■ Short task ■
Only a number is wanted. Count the lines holding the string "binnen".
====== Records
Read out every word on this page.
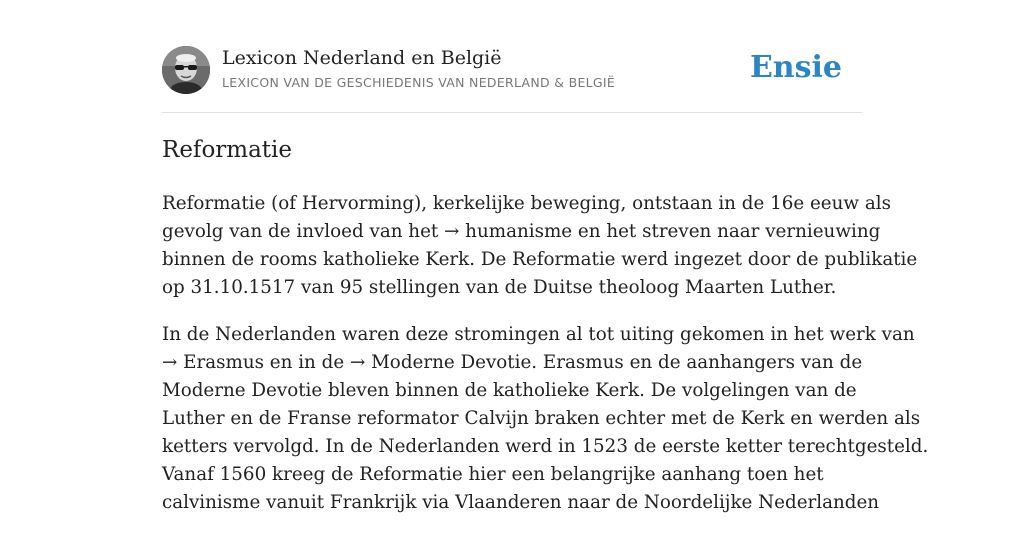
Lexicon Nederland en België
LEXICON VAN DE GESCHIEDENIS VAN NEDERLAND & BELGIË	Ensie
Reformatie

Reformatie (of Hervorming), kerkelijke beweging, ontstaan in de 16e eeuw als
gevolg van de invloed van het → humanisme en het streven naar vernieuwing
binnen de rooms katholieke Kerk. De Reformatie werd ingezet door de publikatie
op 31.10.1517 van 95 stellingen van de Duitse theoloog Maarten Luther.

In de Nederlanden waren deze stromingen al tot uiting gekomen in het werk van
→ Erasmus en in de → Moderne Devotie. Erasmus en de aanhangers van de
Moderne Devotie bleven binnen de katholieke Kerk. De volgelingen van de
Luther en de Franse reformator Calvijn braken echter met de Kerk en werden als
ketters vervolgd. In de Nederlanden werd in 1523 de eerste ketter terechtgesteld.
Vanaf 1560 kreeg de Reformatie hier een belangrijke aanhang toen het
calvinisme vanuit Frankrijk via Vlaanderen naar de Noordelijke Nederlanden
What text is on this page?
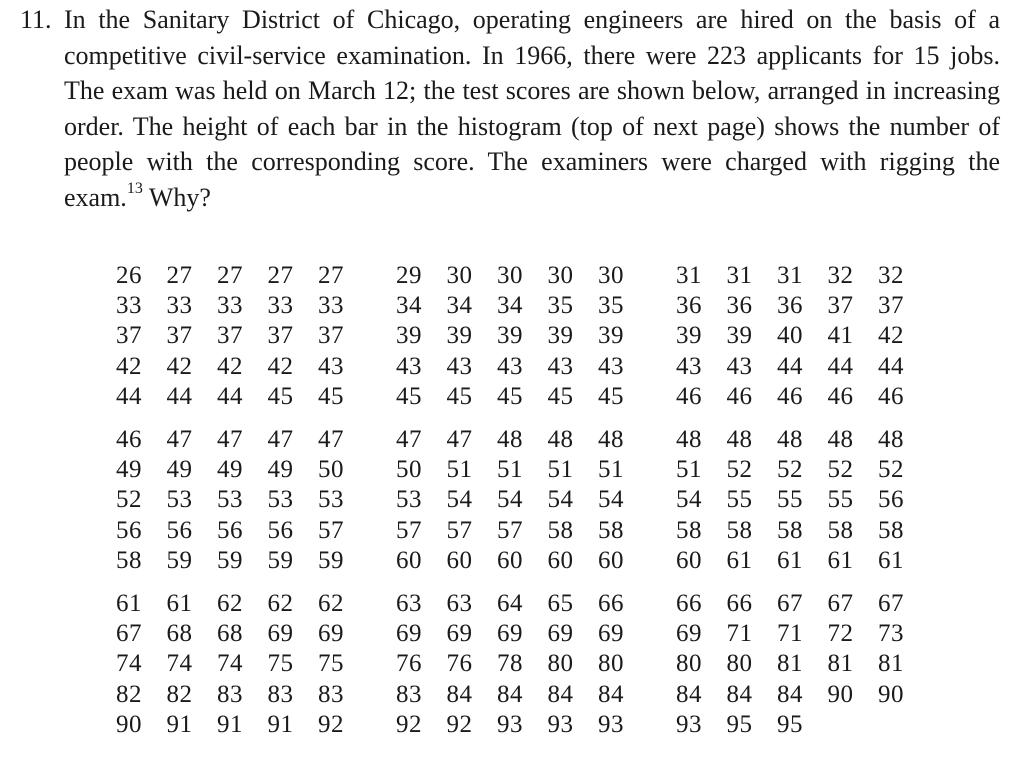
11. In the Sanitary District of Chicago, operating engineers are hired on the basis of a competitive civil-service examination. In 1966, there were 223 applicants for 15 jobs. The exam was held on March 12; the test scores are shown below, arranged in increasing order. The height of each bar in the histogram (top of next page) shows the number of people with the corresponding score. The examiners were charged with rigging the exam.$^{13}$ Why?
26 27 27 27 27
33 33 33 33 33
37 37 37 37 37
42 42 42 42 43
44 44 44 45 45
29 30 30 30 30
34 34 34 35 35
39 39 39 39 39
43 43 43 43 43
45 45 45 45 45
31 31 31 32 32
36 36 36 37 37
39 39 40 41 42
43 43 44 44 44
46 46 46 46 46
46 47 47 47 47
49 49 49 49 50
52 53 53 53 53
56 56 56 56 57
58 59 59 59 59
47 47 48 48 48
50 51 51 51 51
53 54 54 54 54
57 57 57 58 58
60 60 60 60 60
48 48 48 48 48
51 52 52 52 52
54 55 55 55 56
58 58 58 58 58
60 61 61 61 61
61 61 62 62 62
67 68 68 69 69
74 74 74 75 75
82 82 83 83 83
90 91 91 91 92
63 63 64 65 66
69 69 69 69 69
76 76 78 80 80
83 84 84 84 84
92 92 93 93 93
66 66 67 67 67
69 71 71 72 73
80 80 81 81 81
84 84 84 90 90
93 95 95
============
■ Right answer ■
2